Objective :: For each line in the data below that holds "Anniversary", return a copy.

— START Supplied information —

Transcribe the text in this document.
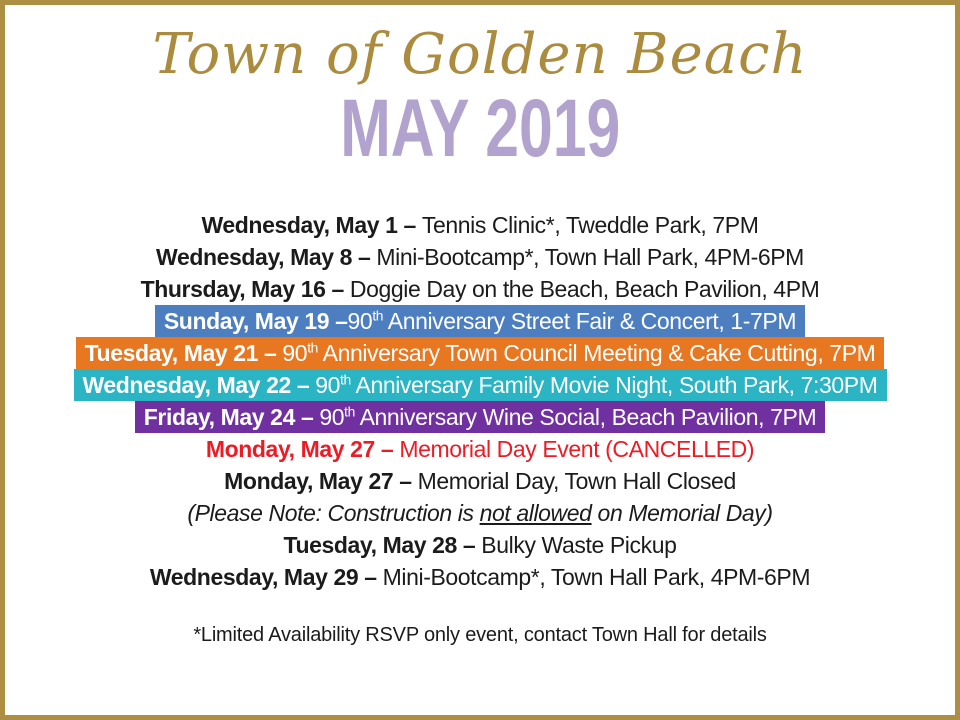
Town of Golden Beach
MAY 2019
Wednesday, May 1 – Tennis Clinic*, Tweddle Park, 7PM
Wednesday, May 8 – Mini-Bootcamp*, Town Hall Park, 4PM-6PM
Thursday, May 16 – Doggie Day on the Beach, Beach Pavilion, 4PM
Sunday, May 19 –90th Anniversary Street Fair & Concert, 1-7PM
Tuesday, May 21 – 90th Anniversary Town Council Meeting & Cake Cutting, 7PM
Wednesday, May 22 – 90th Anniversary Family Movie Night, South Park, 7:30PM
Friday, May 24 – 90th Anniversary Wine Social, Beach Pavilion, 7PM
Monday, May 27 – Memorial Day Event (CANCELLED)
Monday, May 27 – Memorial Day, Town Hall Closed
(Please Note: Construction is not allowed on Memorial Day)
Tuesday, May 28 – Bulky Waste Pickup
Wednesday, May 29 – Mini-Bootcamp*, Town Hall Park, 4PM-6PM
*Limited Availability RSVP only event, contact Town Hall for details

— END Supplied information —

Solution for this problem ::
Sunday, May 19 –90th Anniversary Street Fair & Concert, 1-7PM
Tuesday, May 21 – 90th Anniversary Town Council Meeting & Cake Cutting, 7PM
Wednesday, May 22 – 90th Anniversary Family Movie Night, South Park, 7:30PM
Friday, May 24 – 90th Anniversary Wine Social, Beach Pavilion, 7PM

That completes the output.